● **Work to complete**
Extract the whole listing as it stands. Do not include the pictures.

A run of records
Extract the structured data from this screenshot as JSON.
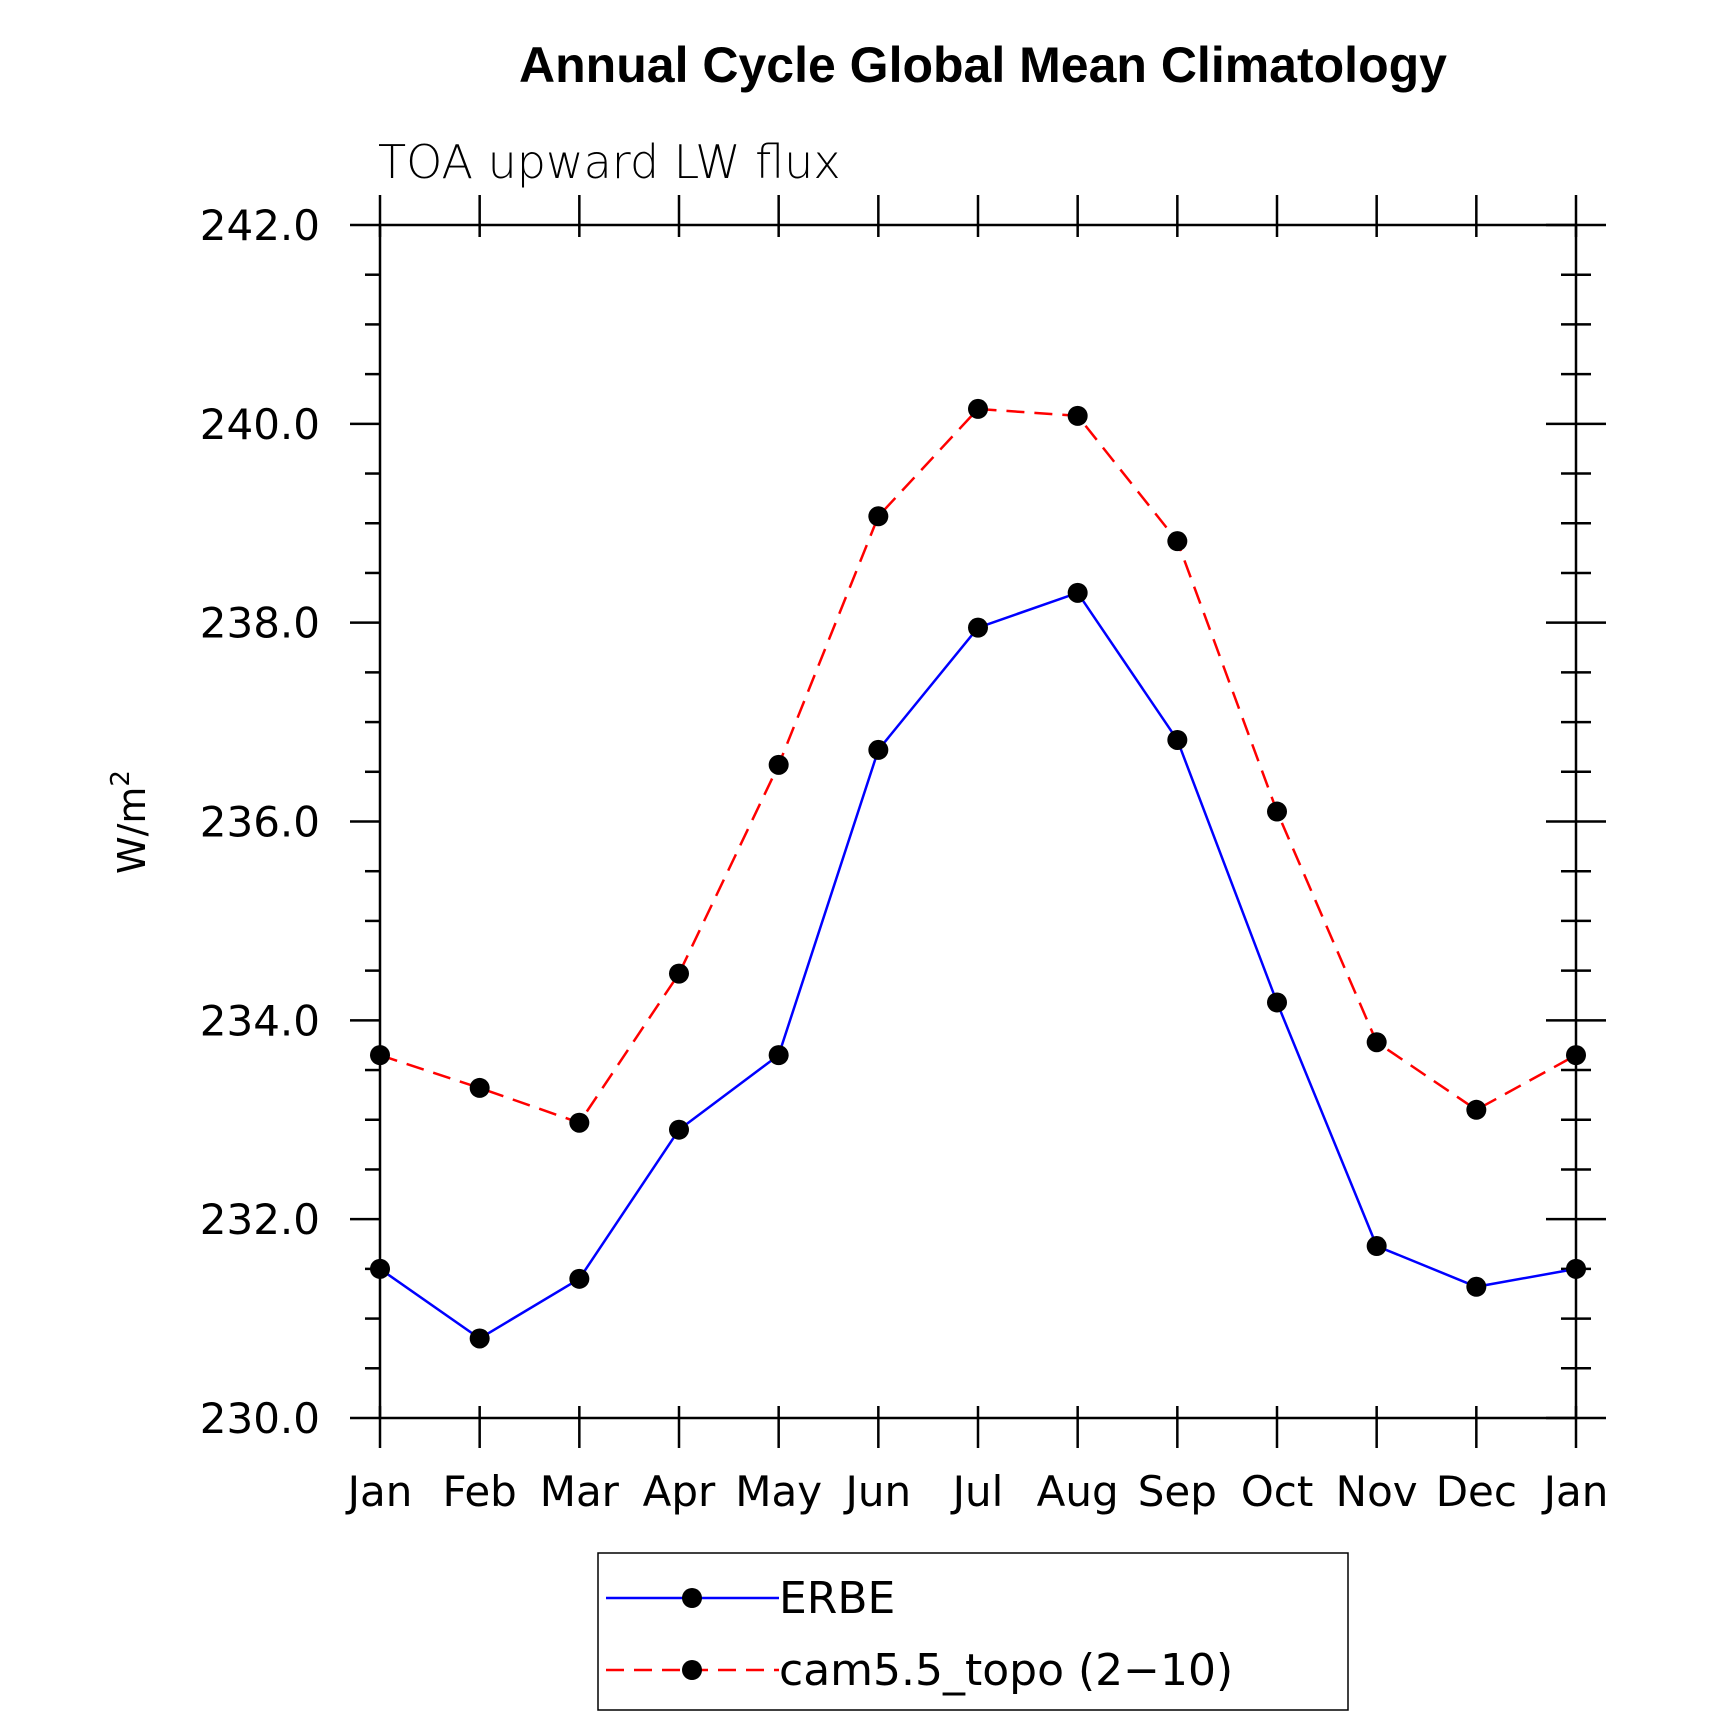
{
  "chart_data": {
    "type": "line",
    "title": "Annual Cycle Global Mean Climatology",
    "subtitle": "TOA upward LW flux",
    "ylabel": "W/m",
    "ylabel_sup": "2",
    "categories": [
      "Jan",
      "Feb",
      "Mar",
      "Apr",
      "May",
      "Jun",
      "Jul",
      "Aug",
      "Sep",
      "Oct",
      "Nov",
      "Dec",
      "Jan"
    ],
    "ylim": [
      230.0,
      242.0
    ],
    "yticks": [
      "230.0",
      "232.0",
      "234.0",
      "236.0",
      "238.0",
      "240.0",
      "242.0"
    ],
    "grid": false,
    "legend_position": "bottom-center",
    "series": [
      {
        "name": "ERBE",
        "color": "#0000ff",
        "dash": "solid",
        "marker": "filled-circle",
        "values": [
          231.5,
          230.8,
          231.4,
          232.9,
          233.65,
          236.72,
          237.95,
          238.3,
          236.82,
          234.18,
          231.73,
          231.32,
          231.5
        ]
      },
      {
        "name": "cam5.5_topo (2−10)",
        "color": "#ff0000",
        "dash": "dashed",
        "marker": "filled-circle",
        "values": [
          233.65,
          233.32,
          232.97,
          234.47,
          236.57,
          239.07,
          240.15,
          240.08,
          238.82,
          236.1,
          233.78,
          233.1,
          233.65
        ]
      }
    ]
  }
}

● **Finished answer**
Extract the structured data from this screenshot as JSON.
{
  "chart_data": {
    "type": "line",
    "title": "Annual Cycle Global Mean Climatology",
    "subtitle": "TOA upward LW flux",
    "ylabel": "W/m",
    "ylabel_sup": "2",
    "categories": [
      "Jan",
      "Feb",
      "Mar",
      "Apr",
      "May",
      "Jun",
      "Jul",
      "Aug",
      "Sep",
      "Oct",
      "Nov",
      "Dec",
      "Jan"
    ],
    "ylim": [
      230.0,
      242.0
    ],
    "yticks": [
      "230.0",
      "232.0",
      "234.0",
      "236.0",
      "238.0",
      "240.0",
      "242.0"
    ],
    "grid": false,
    "legend_position": "bottom-center",
    "series": [
      {
        "name": "ERBE",
        "color": "#0000ff",
        "dash": "solid",
        "marker": "filled-circle",
        "values": [
          231.5,
          230.8,
          231.4,
          232.9,
          233.65,
          236.72,
          237.95,
          238.3,
          236.82,
          234.18,
          231.73,
          231.32,
          231.5
        ]
      },
      {
        "name": "cam5.5_topo (2−10)",
        "color": "#ff0000",
        "dash": "dashed",
        "marker": "filled-circle",
        "values": [
          233.65,
          233.32,
          232.97,
          234.47,
          236.57,
          239.07,
          240.15,
          240.08,
          238.82,
          236.1,
          233.78,
          233.1,
          233.65
        ]
      }
    ]
  }
}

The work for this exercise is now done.